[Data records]

⟨

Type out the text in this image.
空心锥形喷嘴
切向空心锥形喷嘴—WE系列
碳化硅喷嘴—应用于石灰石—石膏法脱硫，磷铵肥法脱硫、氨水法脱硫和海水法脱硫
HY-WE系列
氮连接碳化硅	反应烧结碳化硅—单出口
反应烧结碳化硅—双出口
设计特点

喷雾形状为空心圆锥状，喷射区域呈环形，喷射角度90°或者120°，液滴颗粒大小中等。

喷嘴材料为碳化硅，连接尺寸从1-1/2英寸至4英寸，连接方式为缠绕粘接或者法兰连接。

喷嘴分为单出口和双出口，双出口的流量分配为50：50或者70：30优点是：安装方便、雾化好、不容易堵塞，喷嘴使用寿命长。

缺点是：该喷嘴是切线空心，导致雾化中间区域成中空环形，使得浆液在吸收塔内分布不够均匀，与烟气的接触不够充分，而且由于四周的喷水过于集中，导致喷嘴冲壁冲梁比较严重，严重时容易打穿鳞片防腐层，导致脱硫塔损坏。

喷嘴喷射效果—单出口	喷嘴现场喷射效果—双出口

⟩

» **Task prompt**:
Here, the records must be output exactly and in full.

» **Response**:
Type out the text in this image.
空心锥形喷嘴
切向空心锥形喷嘴—WE系列
碳化硅喷嘴—应用于石灰石—石膏法脱硫，磷铵肥法脱硫、氨水法脱硫和海水法脱硫
HY-WE系列
氮连接碳化硅	反应烧结碳化硅—单出口
反应烧结碳化硅—双出口
设计特点

喷雾形状为空心圆锥状，喷射区域呈环形，喷射角度90°或者120°，液滴颗粒大小中等。

喷嘴材料为碳化硅，连接尺寸从1-1/2英寸至4英寸，连接方式为缠绕粘接或者法兰连接。

喷嘴分为单出口和双出口，双出口的流量分配为50：50或者70：30优点是：安装方便、雾化好、不容易堵塞，喷嘴使用寿命长。

缺点是：该喷嘴是切线空心，导致雾化中间区域成中空环形，使得浆液在吸收塔内分布不够均匀，与烟气的接触不够充分，而且由于四周的喷水过于集中，导致喷嘴冲壁冲梁比较严重，严重时容易打穿鳞片防腐层，导致脱硫塔损坏。

喷嘴喷射效果—单出口	喷嘴现场喷射效果—双出口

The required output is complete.